• **Directive**:
For the entries that follow, tally the lines holding the string "Make". Give the total and nothing else.
↓↓↓
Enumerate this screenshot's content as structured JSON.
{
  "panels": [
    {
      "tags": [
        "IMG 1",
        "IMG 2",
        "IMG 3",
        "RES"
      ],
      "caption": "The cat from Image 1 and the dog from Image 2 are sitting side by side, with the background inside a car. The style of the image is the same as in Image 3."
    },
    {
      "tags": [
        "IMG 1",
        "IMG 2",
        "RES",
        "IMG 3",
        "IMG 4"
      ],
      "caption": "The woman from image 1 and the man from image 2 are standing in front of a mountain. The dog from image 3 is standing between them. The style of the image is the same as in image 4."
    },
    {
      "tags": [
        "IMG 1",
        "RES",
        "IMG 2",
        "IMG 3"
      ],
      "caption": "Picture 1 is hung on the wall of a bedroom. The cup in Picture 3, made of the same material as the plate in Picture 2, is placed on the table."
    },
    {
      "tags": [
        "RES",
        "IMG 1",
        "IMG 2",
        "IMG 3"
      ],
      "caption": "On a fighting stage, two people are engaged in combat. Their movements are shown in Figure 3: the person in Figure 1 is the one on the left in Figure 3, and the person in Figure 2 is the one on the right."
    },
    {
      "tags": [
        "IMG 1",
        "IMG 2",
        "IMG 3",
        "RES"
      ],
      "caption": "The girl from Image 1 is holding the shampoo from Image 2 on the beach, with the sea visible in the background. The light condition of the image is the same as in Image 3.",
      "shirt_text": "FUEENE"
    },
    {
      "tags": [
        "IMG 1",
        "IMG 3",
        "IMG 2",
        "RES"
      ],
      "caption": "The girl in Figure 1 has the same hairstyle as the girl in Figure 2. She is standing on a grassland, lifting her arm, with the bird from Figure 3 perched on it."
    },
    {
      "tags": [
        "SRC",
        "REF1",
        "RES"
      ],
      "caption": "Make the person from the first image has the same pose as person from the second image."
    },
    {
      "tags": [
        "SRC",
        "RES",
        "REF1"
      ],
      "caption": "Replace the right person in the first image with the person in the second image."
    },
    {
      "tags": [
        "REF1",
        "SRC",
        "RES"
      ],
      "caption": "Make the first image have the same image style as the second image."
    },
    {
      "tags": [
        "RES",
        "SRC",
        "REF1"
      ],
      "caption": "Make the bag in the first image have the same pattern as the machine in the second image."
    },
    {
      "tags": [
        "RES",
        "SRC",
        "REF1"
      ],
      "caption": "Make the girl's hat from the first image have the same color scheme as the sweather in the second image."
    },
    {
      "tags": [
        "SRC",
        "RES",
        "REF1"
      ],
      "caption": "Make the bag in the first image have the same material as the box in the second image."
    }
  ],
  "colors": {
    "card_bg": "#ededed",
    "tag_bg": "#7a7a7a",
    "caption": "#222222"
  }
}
↑↑↑
• **Response to this task**:
5